## Quoted text
========================

I thought of another way for you to get more acquainted with classical music. There is an excellent book written by Phil G. Goulding called CLASSICAL MUSIC - The 50 Greatest Composers and Their 1000 Greatest Works. It's probably one of the best beginners books I have read and the reason being is because Mr. Goulding was a beginner when he first started researching the material. He knew next to nothing about classical music and took it up in his retirmenent years as a hobby. The book is well organized and well written as he was a newspaper journalist in his prior profession. Here is an Amazon link:

http://www.amazon.com/Classical-Music-Phil-G-Goulding/dp/0449910423/ref=sr_1_1?ie=UTF8&s=books&qid=1251234665&sr=8-1

Kevin


----------



## Weston (Jul 11, 2008)

I can add little to the great suggestions already listed, but I think if you like softer piano, you might also like works for string orchestra which tend to be a little more calm than works with the full brass, timpani, strings and woodwind assault (though not necessarily so). You might like Vaughan-Williams string orchestra pieces, _Fantasia on a Theme of Thomas Tallis, The Lark Ascending_, or _Fantasia on Greensleeves_.


----------



## Fergus (Aug 25, 2009)

Kevin Pearson said:


> There is an excellent book written by Phil G. Goulding called CLASSICAL MUSIC - The 50 Greatest Composers and Their 1000 Greatest Works.


I have that book. It is an excellent resource that I still have yet to plumb very far.


----------



## StlukesguildOhio (Dec 25, 2006)

I'd add Debussy's Preludes, Children's Corner Suite, Estampes, and some of his non-piano works like Prelude to the Afternoon of a Faun, La Mer, Nocturnes, etc...

Yes... I was thinking of Debussy as well... although something like the Etudes may be a bit of a stretch considering where the OP is coming from. Certainly the Preludes... by Walter Gieseking.


----------



## StlukesguildOhio (Dec 25, 2006)

This might be a good CD to get, as well. A real mix including Franck, a range of Debussy, Granados, Liszt, even Schubert and Mendelssohn.


----------

========================

## Given data

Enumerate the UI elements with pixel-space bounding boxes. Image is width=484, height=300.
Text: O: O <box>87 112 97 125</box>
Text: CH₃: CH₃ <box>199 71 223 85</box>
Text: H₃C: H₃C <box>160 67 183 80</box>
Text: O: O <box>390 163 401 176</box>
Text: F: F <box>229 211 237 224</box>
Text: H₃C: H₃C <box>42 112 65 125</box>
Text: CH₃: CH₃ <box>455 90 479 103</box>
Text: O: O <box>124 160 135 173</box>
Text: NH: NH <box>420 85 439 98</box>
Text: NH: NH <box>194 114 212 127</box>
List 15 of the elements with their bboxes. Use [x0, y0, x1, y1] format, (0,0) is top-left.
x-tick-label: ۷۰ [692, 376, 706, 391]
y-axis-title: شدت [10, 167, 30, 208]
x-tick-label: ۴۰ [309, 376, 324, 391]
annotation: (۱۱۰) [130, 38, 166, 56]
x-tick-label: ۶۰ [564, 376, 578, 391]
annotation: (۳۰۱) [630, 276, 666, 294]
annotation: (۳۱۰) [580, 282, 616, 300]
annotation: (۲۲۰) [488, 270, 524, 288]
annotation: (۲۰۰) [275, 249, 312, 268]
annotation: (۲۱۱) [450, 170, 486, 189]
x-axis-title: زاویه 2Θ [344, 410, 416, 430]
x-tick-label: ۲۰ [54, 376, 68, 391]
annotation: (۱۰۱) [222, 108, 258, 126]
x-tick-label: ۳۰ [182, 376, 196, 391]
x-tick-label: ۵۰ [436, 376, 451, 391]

========================

## Written tasks
a) In the forum thread on classical music, what was Phil G. Goulding's profession before he wrote his book?
b) Reproduce word for word the passage of the forum thread on classical music starting at "I thought of" and ending at "(Jul 11, 2008)".

## Solutions
a) He was a newspaper journalist.

b)
I thought of another way for you to get more acquainted with classical music. There is an excellent book written by Phil G. Goulding called CLASSICAL MUSIC - The 50 Greatest Composers and Their 1000 Greatest Works. It's probably one of the best beginners books I have read and the reason being is because Mr. Goulding was a beginner when he first started researching the material. He knew next to nothing about classical music and took it up in his retirmenent years as a hobby. The book is well organized and well written as he was a newspaper journalist in his prior profession. Here is an Amazon link:

http://www.amazon.com/Classical-Music-Phil-G-Goulding/dp/0449910423/ref=sr_1_1?ie=UTF8&s=books&qid=1251234665&sr=8-1

Kevin


----------



## Weston (Jul 11, 2008)